→ WRITTEN EXERCISE:
Do any lines in the data below contain "annotation"? If so, copy every one of them.

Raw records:
# # #

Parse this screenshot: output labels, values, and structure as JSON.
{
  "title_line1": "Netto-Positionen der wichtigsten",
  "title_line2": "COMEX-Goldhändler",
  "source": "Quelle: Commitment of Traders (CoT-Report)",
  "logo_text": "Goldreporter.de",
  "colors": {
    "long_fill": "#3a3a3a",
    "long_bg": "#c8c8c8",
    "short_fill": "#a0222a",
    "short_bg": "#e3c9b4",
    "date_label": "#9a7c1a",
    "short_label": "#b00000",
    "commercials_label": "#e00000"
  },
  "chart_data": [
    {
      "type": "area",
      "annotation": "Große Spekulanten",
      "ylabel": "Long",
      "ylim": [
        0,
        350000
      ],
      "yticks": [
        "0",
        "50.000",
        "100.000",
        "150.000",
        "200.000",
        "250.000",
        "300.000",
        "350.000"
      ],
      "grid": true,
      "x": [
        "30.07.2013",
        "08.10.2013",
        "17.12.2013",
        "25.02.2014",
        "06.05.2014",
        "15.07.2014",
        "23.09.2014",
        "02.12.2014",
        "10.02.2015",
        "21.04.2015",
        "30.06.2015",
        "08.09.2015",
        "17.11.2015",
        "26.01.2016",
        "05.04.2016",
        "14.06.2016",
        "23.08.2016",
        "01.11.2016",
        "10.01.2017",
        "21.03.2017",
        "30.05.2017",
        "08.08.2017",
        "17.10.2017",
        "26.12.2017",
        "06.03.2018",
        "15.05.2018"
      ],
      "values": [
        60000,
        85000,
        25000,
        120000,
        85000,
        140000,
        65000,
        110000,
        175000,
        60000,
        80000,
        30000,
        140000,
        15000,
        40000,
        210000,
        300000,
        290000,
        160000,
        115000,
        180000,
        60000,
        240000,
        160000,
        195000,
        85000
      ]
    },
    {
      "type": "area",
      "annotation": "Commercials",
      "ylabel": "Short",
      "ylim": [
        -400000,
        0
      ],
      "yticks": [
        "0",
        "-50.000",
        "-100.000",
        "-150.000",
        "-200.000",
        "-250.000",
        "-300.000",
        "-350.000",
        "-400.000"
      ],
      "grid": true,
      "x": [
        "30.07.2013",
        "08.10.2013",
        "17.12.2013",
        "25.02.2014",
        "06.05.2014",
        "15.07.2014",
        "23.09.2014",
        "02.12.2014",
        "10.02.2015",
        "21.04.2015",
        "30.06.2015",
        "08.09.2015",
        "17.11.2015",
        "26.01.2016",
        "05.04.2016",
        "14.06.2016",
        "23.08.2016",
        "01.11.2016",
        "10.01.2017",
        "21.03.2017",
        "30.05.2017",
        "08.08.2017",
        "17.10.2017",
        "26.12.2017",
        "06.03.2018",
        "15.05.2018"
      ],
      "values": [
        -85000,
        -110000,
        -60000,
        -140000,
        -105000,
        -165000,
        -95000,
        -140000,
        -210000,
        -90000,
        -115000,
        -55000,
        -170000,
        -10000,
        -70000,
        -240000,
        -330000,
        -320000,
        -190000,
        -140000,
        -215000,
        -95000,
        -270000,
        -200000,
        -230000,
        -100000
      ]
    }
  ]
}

# # #

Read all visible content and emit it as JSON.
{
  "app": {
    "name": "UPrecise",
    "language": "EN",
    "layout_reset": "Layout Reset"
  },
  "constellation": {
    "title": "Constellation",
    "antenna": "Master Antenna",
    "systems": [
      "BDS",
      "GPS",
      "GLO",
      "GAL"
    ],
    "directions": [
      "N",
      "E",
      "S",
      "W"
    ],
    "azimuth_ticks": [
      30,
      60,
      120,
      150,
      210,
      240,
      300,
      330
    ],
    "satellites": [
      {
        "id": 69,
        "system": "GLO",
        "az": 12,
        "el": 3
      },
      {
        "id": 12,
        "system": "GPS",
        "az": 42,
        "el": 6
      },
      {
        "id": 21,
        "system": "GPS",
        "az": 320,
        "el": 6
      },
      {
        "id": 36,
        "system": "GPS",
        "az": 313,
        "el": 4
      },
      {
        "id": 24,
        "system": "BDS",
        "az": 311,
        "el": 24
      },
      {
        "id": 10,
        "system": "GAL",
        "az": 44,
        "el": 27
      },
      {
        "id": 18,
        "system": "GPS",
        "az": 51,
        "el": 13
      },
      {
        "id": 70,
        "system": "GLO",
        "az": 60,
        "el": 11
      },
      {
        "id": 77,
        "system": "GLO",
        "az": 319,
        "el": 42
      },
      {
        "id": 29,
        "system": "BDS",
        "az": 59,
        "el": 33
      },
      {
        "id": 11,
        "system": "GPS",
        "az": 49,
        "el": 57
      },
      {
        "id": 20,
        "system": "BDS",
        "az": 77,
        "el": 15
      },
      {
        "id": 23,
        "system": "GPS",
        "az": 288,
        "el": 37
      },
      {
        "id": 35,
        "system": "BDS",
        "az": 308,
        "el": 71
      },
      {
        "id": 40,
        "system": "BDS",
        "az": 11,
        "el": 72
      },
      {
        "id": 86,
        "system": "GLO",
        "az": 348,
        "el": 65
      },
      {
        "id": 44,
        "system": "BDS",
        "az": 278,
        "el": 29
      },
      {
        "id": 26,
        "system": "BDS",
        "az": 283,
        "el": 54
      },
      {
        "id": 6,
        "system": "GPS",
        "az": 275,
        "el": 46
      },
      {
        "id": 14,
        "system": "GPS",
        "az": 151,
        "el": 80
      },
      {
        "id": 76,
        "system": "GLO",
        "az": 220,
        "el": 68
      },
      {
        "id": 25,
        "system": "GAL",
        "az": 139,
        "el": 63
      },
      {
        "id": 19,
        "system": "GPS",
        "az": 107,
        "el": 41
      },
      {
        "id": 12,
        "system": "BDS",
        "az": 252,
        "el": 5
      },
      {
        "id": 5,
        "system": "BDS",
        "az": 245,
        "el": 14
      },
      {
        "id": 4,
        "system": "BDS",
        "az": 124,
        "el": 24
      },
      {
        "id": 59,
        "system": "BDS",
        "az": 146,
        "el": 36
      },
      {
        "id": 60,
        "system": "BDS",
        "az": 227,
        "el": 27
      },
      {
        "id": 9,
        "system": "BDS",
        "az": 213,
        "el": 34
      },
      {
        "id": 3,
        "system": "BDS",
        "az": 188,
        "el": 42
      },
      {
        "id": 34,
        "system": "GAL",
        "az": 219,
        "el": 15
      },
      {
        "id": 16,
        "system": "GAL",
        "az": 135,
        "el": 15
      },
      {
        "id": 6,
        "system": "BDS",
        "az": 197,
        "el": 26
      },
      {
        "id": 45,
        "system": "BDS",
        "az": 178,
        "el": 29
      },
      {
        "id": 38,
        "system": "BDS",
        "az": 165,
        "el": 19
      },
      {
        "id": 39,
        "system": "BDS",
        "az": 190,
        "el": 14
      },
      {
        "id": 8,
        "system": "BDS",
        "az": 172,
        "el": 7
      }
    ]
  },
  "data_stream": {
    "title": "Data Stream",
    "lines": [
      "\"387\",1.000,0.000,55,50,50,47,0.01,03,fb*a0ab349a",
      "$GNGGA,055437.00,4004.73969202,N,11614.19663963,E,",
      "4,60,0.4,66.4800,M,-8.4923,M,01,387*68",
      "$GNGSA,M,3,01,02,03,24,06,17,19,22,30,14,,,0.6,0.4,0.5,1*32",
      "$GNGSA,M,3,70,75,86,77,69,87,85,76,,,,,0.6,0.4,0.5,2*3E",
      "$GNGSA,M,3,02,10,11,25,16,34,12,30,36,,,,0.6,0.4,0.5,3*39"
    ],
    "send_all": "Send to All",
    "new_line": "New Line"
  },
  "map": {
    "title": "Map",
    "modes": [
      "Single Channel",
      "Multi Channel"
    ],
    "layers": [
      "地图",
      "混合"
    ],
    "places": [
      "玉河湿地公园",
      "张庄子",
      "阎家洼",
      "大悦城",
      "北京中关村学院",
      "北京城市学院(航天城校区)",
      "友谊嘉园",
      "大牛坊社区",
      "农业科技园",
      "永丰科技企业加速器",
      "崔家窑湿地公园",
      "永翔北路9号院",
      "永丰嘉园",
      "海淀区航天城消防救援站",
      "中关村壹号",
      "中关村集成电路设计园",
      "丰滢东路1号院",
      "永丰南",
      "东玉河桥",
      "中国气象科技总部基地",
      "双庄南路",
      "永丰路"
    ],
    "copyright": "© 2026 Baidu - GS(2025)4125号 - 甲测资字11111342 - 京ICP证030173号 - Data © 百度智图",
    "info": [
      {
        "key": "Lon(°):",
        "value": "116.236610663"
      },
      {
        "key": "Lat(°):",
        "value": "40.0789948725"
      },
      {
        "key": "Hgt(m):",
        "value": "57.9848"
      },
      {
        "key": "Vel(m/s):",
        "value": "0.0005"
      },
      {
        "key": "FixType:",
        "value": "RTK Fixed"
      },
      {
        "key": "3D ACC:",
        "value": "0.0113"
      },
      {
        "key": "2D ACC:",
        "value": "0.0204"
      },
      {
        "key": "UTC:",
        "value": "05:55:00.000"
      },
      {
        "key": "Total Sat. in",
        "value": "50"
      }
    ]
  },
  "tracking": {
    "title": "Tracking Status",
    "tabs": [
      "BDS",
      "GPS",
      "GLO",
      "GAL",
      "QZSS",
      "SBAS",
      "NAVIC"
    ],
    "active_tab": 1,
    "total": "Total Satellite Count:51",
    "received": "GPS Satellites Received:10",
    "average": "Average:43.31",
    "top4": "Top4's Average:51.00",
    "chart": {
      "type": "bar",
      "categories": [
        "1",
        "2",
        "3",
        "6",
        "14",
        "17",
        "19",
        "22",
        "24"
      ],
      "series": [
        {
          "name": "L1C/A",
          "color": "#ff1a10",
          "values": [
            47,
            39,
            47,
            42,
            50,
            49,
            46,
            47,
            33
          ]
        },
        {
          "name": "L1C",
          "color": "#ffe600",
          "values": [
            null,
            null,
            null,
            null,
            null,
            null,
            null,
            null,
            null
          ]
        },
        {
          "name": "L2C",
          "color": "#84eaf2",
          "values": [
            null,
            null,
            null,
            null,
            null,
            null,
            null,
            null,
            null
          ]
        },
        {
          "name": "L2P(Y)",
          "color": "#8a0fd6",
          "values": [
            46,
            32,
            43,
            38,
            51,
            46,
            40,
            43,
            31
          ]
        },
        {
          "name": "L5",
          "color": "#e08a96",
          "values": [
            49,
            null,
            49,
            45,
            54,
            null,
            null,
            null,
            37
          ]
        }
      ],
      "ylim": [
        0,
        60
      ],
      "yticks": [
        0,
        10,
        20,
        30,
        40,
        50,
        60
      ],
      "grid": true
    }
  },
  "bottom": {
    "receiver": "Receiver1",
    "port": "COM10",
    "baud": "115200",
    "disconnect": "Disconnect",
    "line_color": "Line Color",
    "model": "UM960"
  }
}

# # #

→ OUTPUT FOR THIS EXERCISE:
      "annotation": "Große Spekulanten",
      "annotation": "Commercials",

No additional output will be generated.